Exercise requirements:
[1] In the passage on the coding pipeline, which book is recommended for more on building good work breakdown structures?
[2] Carry on the passage on the coding pipeline, starting after its final sentence.

Document text:
══════════

Often, the coding pipeline only needs to be two or three items ahead of the programming team (if each item requires two days, three items need more than a week of work). It can be an informal discussion between PMs and programmers to agree on the next logical sequence. (Or, if a master critical path or Gantt chart exists, and it's actually not weeks out of date, the pipeline can be derived from it.) This gives just enough of a buffer so that if a blocking issue can't be resolved in time, the programmer and PM have enough time to find another suitable work item to put in the pipeline while that blocking issue gets resolved.
A team with an aggressive posture can bet more heavily on pipelining to prioritize issues. Instead of making an elaborate work breakdown structure (WBS) of all work items, the team bets heavily on changes happening and on the ability for the PM or lead programmer to manage the pipeline. The risks here are higher: if the pipeline gets backed up or can't stay ahead of the team, bad decisions will get made and time will be wasted. For more on building good WBSs and applying them to project scheduling, see Total Project Control by Stephen Devaux (Wiley, 1999), or any good traditional project management reference.

══════════

Raw records:
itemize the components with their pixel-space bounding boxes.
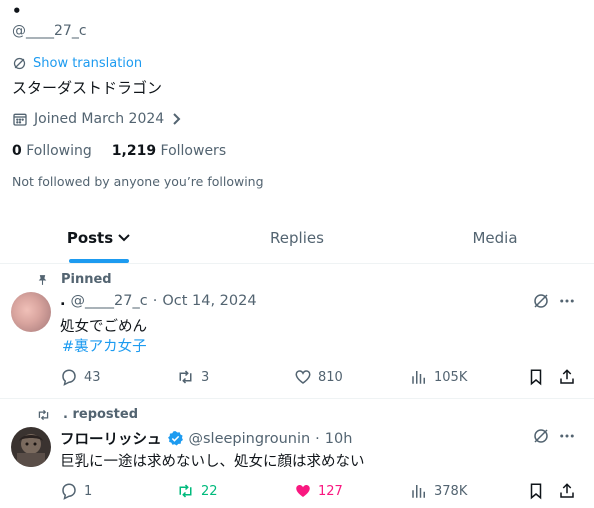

══════════

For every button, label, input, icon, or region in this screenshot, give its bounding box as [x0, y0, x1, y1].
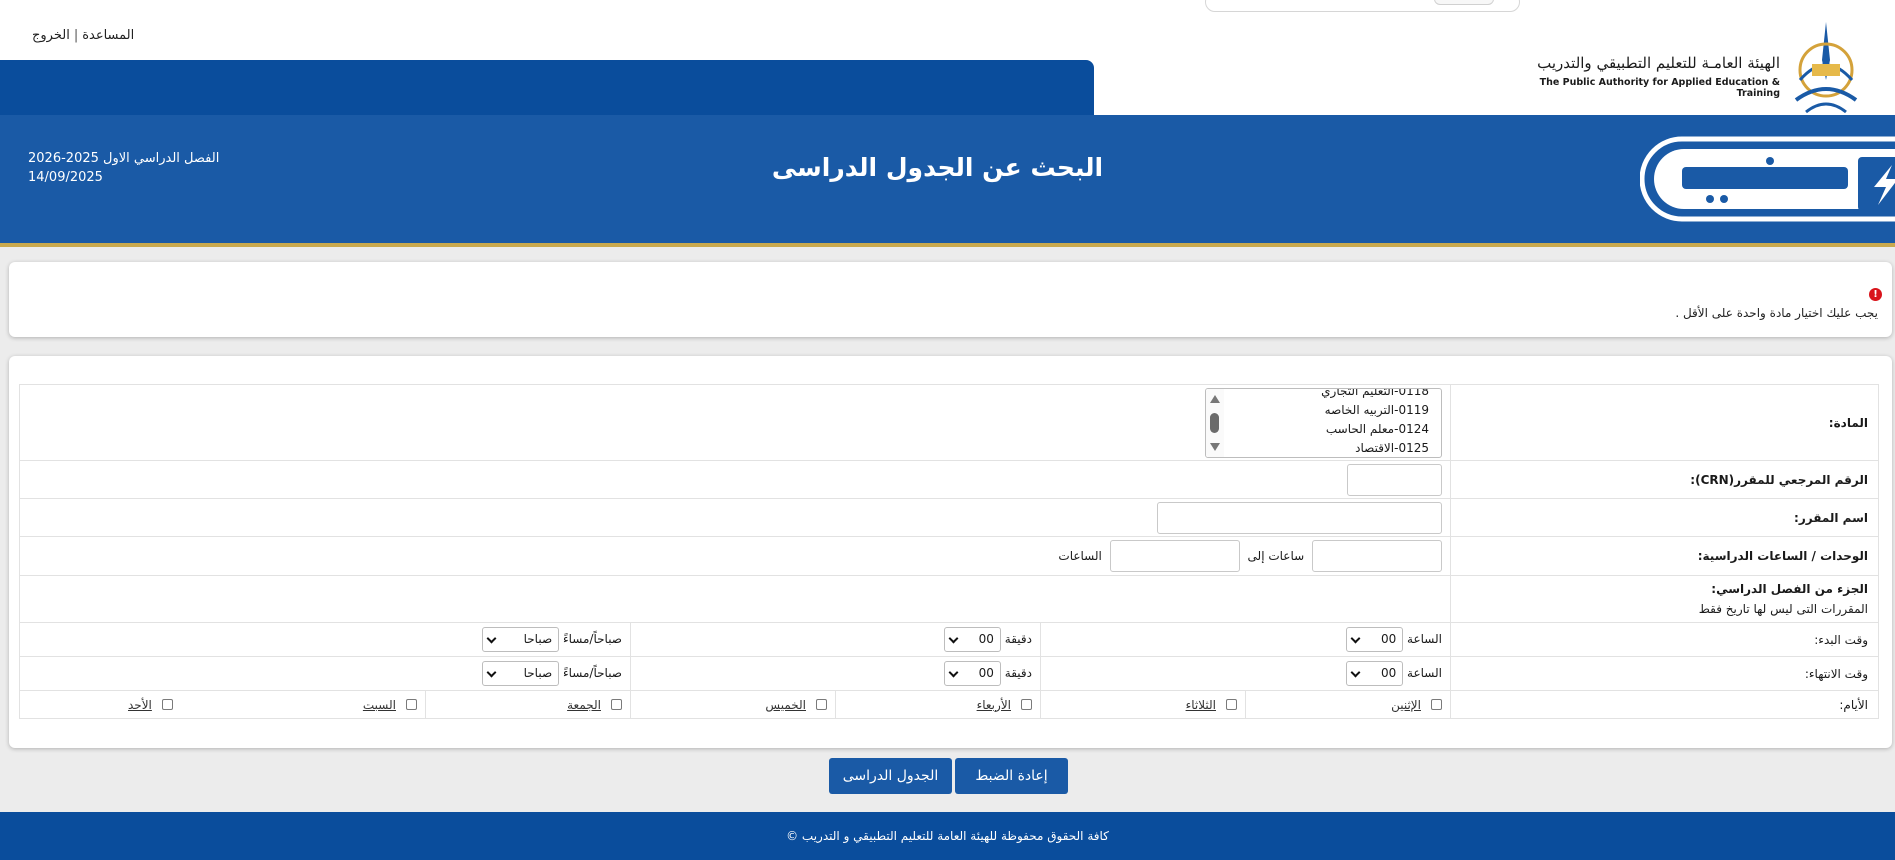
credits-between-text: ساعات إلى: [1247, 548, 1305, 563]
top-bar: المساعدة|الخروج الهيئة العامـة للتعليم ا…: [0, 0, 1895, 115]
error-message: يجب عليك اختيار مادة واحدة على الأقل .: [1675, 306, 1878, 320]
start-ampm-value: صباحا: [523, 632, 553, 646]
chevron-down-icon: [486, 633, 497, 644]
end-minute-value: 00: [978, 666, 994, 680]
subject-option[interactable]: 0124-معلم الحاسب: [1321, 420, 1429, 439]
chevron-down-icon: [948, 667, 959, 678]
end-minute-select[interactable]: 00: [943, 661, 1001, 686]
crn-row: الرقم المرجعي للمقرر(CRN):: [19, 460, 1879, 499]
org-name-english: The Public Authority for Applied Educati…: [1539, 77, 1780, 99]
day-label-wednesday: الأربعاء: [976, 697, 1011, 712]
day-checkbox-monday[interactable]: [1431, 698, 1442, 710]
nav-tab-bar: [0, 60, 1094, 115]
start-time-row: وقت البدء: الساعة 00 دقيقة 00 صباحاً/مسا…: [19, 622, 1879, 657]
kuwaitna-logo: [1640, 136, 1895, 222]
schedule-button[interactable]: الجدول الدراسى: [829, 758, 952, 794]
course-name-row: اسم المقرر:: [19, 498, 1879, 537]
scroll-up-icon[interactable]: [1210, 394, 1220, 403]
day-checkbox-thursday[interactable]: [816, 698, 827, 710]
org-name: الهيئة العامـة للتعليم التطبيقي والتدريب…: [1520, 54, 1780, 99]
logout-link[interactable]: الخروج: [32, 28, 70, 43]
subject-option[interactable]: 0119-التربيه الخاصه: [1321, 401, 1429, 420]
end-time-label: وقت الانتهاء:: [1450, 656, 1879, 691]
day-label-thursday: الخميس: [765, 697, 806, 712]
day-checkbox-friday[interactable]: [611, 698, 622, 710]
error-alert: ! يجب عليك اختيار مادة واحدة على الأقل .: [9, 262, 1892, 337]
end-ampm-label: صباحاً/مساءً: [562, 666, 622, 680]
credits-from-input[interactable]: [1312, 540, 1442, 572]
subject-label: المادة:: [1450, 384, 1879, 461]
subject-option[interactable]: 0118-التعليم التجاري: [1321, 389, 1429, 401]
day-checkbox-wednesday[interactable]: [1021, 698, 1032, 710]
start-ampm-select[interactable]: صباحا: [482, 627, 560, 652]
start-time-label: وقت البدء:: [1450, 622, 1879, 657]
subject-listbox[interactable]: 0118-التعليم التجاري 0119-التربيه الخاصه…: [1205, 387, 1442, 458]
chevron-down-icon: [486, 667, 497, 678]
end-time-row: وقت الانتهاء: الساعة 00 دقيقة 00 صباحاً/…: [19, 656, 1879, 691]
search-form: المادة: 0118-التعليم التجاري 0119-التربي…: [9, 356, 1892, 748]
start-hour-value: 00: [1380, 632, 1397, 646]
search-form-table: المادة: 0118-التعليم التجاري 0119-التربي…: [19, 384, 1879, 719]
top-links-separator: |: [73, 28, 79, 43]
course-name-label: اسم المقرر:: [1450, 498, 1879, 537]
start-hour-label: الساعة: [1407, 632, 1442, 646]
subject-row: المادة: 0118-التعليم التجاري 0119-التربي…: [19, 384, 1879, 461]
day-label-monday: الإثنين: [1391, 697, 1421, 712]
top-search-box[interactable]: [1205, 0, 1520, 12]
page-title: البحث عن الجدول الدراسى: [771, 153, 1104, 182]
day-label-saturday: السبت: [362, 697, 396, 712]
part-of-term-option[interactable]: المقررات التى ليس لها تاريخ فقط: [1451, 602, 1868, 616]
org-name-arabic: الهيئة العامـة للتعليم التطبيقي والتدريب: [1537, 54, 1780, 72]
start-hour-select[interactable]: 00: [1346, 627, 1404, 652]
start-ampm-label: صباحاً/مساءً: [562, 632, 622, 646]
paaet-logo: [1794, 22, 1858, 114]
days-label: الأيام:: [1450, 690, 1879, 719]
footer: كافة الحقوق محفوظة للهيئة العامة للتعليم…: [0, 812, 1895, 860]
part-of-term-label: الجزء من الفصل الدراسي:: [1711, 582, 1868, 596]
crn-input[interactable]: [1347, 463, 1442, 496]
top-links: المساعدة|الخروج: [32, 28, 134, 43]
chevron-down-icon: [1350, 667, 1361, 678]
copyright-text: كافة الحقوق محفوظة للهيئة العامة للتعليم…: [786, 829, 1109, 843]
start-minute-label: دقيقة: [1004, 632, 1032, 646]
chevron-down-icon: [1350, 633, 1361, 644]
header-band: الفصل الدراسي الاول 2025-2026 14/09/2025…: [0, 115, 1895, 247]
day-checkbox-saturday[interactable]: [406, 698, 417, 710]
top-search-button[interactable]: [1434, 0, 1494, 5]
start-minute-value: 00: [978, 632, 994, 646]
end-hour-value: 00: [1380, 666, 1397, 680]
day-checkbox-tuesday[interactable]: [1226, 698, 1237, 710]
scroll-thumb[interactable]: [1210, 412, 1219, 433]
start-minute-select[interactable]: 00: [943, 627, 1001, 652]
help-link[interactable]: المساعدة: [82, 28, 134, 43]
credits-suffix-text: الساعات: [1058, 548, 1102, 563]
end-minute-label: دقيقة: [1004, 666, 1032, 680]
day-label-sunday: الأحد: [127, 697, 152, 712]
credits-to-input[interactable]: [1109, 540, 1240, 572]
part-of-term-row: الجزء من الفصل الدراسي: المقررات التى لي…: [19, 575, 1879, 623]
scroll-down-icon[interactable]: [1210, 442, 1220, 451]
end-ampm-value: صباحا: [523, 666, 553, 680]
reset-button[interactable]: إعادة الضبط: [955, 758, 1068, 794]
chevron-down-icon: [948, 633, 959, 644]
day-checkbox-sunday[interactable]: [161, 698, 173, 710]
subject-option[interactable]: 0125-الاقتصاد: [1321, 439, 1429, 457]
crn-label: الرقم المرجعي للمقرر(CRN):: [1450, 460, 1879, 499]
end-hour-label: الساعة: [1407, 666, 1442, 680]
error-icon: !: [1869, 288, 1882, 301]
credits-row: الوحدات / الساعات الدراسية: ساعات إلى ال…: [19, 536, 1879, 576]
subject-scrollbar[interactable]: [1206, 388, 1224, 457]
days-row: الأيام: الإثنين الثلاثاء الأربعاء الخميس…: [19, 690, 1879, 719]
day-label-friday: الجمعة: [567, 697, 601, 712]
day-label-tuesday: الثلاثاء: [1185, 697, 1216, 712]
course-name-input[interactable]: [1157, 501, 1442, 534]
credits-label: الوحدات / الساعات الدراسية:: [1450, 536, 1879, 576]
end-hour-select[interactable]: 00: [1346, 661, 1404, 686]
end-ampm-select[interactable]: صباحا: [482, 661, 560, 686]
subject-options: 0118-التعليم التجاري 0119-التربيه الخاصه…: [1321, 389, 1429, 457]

══════════

Answers below:
[1] Total Project Control by Stephen Devaux (Wiley, 1999).

[2]
For teams with a more conservative posture, managing the pipeline is a gentle refinement of the original work-item list that was created during planning. The pipeline may be mapped out for weeks or months of work, using the original plan as the source for the pipeline for each programmer. There might be small adjustments, but the expectation is that the original plan will stay viable through, at least, the milestone. When the next milestone starts, a new work-item list is generated as part of planning, and the process repeats. So, depending on how short the milestone is, or how stable a project is, up-front pipeline planning can be made to work.
However, the fundamental point about pipelines isn't how you do it. Every methodology offers an alternative way. What matters is that the pipeline is managed effectively, that the right work items are done in the right way, and that little time is wasted figuring out what to implement next.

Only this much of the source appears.